Items listed in a dataset
___

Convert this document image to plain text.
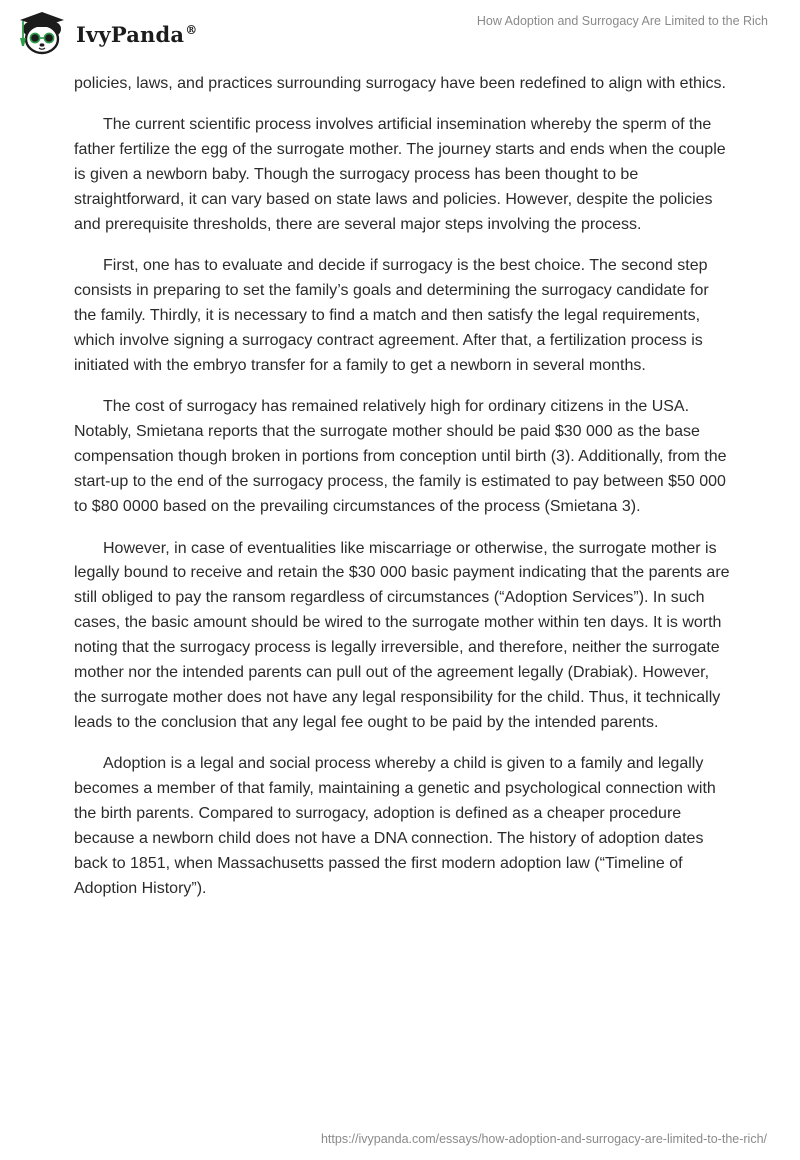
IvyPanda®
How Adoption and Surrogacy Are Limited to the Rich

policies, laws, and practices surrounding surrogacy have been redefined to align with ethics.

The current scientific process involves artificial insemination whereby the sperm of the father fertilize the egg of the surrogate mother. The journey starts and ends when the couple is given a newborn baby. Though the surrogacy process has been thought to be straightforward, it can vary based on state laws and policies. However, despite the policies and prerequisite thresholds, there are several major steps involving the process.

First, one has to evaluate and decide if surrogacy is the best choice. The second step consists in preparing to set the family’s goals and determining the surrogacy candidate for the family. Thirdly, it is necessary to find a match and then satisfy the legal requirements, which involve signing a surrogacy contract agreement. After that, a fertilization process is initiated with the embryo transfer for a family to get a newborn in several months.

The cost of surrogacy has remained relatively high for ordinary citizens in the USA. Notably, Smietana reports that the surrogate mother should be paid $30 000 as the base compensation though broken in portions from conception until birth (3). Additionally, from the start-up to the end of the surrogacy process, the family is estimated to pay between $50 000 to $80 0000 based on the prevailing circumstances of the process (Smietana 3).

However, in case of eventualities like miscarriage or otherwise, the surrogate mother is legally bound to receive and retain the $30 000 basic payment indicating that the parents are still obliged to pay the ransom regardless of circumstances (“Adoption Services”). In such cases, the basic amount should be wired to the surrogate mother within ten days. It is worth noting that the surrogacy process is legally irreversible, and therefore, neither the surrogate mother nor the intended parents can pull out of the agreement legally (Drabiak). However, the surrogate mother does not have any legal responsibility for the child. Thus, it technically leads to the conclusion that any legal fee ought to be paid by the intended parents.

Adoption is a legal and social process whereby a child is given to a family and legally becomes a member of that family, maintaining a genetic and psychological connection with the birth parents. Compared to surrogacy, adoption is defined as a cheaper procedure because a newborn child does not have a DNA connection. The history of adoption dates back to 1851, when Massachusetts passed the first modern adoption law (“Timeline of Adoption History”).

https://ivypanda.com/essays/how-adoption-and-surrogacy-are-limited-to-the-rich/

___

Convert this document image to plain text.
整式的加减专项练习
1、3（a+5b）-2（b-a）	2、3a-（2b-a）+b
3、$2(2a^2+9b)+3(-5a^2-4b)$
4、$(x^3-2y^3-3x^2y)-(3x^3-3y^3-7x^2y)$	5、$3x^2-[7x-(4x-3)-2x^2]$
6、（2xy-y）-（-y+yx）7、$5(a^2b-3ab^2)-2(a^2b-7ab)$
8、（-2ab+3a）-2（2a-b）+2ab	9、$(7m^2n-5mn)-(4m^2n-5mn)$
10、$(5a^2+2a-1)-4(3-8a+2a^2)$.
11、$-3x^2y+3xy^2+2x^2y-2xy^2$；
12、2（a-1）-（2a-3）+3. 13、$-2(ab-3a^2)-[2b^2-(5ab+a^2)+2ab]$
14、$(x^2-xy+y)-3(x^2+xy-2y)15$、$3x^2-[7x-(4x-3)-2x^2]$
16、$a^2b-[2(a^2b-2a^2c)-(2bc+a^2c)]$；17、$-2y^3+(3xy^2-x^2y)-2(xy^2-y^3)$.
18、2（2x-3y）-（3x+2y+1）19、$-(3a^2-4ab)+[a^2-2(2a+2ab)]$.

___

Read through the entries and copy every line that includes "does".

| In response |
However, in case of eventualities like miscarriage or otherwise, the surrogate mother is legally bound to receive and retain the $30 000 basic payment indicating that the parents are still obliged to pay the ransom regardless of circumstances (“Adoption Services”). In such cases, the basic amount should be wired to the surrogate mother within ten days. It is worth noting that the surrogacy process is legally irreversible, and therefore, neither the surrogate mother nor the intended parents can pull out of the agreement legally (Drabiak). However, the surrogate mother does not have any legal responsibility for the child. Thus, it technically leads to the conclusion that any legal fee ought to be paid by the intended parents.
Adoption is a legal and social process whereby a child is given to a family and legally becomes a member of that family, maintaining a genetic and psychological connection with the birth parents. Compared to surrogacy, adoption is defined as a cheaper procedure because a newborn child does not have a DNA connection. The history of adoption dates back to 1851, when Massachusetts passed the first modern adoption law (“Timeline of Adoption History”).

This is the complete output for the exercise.